# Prompt
In full and without deviation, write out the entries that follow.

--------------------

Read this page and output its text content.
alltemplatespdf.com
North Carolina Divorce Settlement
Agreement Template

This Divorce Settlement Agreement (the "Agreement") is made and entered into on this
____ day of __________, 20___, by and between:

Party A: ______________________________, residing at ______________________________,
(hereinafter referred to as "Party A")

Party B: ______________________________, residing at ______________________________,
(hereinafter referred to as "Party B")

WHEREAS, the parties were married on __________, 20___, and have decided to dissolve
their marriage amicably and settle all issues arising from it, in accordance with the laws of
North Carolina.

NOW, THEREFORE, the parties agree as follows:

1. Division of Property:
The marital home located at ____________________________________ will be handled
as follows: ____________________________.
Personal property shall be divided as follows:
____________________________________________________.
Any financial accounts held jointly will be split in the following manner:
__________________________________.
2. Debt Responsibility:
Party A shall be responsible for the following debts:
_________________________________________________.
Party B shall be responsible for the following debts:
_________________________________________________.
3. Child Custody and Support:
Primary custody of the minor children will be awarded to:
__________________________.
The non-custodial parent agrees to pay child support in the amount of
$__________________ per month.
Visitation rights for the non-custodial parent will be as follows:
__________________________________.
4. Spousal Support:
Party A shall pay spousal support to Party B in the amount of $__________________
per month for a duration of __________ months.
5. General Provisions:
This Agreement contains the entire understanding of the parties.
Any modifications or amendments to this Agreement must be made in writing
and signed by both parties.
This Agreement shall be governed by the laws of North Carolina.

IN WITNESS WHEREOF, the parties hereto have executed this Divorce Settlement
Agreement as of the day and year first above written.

--------------------

# Answer
Read this page and output its text content.
alltemplatespdf.com
North Carolina Divorce Settlement
Agreement Template

This Divorce Settlement Agreement (the "Agreement") is made and entered into on this
____ day of __________, 20___, by and between:

Party A: ______________________________, residing at ______________________________,
(hereinafter referred to as "Party A")

Party B: ______________________________, residing at ______________________________,
(hereinafter referred to as "Party B")

WHEREAS, the parties were married on __________, 20___, and have decided to dissolve
their marriage amicably and settle all issues arising from it, in accordance with the laws of
North Carolina.

NOW, THEREFORE, the parties agree as follows:

1. Division of Property:
The marital home located at ____________________________________ will be handled
as follows: ____________________________.
Personal property shall be divided as follows:
____________________________________________________.
Any financial accounts held jointly will be split in the following manner:
__________________________________.
2. Debt Responsibility:
Party A shall be responsible for the following debts:
_________________________________________________.
Party B shall be responsible for the following debts:
_________________________________________________.
3. Child Custody and Support:
Primary custody of the minor children will be awarded to:
__________________________.
The non-custodial parent agrees to pay child support in the amount of
$__________________ per month.
Visitation rights for the non-custodial parent will be as follows:
__________________________________.
4. Spousal Support:
Party A shall pay spousal support to Party B in the amount of $__________________
per month for a duration of __________ months.
5. General Provisions:
This Agreement contains the entire understanding of the parties.
Any modifications or amendments to this Agreement must be made in writing
and signed by both parties.
This Agreement shall be governed by the laws of North Carolina.

IN WITNESS WHEREOF, the parties hereto have executed this Divorce Settlement
Agreement as of the day and year first above written.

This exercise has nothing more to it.